Return each line that holds the word "same".

# Records provided

****************************************

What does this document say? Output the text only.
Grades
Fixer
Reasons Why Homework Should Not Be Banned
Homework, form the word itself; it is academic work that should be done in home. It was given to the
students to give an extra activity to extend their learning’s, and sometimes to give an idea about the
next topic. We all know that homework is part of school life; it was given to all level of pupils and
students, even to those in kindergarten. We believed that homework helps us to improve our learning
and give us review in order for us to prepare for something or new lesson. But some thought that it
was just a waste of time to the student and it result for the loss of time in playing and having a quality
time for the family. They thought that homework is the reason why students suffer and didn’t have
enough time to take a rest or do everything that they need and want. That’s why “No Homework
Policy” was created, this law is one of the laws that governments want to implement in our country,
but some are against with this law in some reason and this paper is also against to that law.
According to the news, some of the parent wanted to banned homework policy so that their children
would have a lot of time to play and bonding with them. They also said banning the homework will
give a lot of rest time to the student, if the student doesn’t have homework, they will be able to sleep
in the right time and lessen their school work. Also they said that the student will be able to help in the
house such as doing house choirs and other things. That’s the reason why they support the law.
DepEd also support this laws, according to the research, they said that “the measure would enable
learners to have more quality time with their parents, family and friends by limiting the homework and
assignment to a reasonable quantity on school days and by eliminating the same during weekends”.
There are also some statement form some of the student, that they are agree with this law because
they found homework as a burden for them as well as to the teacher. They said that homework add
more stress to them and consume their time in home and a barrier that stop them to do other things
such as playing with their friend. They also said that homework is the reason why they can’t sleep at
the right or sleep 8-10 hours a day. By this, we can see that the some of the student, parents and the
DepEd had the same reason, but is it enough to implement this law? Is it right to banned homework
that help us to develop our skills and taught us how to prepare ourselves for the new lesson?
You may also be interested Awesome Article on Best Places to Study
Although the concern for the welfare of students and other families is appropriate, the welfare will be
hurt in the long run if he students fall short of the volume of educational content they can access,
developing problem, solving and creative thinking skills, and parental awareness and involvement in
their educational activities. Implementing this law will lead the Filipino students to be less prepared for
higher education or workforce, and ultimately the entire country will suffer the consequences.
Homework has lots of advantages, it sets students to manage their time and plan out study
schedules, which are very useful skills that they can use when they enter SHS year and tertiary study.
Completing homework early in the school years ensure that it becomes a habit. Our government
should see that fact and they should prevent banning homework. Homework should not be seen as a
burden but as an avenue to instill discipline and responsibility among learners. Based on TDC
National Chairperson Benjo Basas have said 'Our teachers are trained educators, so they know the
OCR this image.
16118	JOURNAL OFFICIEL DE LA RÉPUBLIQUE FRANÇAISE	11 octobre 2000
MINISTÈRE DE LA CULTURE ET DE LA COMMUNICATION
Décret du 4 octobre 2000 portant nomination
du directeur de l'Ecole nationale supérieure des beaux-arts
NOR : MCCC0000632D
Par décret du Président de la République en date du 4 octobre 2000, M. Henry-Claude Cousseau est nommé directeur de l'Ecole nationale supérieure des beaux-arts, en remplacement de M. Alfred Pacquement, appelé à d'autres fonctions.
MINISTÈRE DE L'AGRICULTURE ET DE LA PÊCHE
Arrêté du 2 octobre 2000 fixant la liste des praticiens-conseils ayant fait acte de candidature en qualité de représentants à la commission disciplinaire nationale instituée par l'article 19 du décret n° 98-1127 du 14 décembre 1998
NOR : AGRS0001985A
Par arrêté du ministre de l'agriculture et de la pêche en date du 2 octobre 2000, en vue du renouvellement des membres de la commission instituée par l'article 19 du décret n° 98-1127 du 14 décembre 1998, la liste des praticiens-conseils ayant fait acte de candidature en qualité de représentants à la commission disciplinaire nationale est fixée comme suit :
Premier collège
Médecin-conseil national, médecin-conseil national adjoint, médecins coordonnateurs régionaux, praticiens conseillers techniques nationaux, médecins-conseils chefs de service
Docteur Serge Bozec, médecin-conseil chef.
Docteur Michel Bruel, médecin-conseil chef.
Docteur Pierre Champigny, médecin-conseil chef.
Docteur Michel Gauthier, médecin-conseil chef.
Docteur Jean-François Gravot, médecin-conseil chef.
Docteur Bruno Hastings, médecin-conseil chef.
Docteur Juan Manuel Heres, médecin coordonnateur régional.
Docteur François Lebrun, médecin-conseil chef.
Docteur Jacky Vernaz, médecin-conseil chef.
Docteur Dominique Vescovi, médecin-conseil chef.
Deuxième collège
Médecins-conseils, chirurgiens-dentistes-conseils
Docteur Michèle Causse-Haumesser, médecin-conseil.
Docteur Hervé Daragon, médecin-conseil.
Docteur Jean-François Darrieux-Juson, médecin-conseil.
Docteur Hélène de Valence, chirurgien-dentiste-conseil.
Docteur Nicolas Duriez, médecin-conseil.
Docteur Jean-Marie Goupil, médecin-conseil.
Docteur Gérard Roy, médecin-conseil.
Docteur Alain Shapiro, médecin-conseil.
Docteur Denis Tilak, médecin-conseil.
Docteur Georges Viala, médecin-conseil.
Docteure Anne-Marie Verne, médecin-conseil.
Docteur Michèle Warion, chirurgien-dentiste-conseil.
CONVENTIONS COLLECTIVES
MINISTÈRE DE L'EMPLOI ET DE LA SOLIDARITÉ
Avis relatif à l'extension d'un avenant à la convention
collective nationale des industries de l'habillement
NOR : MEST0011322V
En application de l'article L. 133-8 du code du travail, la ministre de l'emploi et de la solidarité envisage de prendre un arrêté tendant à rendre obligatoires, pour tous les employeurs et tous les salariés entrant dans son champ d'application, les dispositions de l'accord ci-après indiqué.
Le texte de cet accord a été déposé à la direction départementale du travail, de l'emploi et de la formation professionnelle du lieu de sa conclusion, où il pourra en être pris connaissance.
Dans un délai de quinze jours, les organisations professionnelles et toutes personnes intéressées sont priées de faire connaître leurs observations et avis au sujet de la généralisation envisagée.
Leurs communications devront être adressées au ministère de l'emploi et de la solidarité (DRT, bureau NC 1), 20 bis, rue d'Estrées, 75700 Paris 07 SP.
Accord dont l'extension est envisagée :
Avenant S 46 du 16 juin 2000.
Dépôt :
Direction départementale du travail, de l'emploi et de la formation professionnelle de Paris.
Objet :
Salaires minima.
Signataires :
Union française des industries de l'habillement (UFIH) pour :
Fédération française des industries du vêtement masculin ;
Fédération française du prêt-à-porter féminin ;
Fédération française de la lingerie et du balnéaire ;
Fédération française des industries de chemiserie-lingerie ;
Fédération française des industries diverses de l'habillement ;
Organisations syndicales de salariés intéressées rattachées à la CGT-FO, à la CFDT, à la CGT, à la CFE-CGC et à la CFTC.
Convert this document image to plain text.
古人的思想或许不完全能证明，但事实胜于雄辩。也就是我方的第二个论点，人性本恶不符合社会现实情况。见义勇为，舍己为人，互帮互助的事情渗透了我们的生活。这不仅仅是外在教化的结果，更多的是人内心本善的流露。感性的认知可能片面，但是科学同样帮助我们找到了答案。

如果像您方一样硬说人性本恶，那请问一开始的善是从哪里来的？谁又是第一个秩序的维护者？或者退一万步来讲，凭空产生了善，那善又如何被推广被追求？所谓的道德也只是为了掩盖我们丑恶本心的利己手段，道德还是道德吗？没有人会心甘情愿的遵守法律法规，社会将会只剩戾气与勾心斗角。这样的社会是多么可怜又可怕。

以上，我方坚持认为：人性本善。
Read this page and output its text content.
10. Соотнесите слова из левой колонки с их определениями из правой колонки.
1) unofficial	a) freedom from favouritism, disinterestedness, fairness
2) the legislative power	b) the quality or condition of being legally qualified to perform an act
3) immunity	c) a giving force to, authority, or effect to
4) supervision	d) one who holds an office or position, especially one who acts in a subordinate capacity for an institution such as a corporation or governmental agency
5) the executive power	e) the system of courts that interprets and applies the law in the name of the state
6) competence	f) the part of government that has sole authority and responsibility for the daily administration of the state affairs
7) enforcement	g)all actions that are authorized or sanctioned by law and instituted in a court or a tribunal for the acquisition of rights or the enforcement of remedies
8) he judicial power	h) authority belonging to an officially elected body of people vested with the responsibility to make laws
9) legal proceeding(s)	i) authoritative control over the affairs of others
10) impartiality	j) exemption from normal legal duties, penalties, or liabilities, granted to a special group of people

****************************************

# Response to this exercise
assignment to a reasonable quantity on school days and by eliminating the same during weekends”.
DepEd had the same reason, but is it enough to implement this law? Is it right to banned homework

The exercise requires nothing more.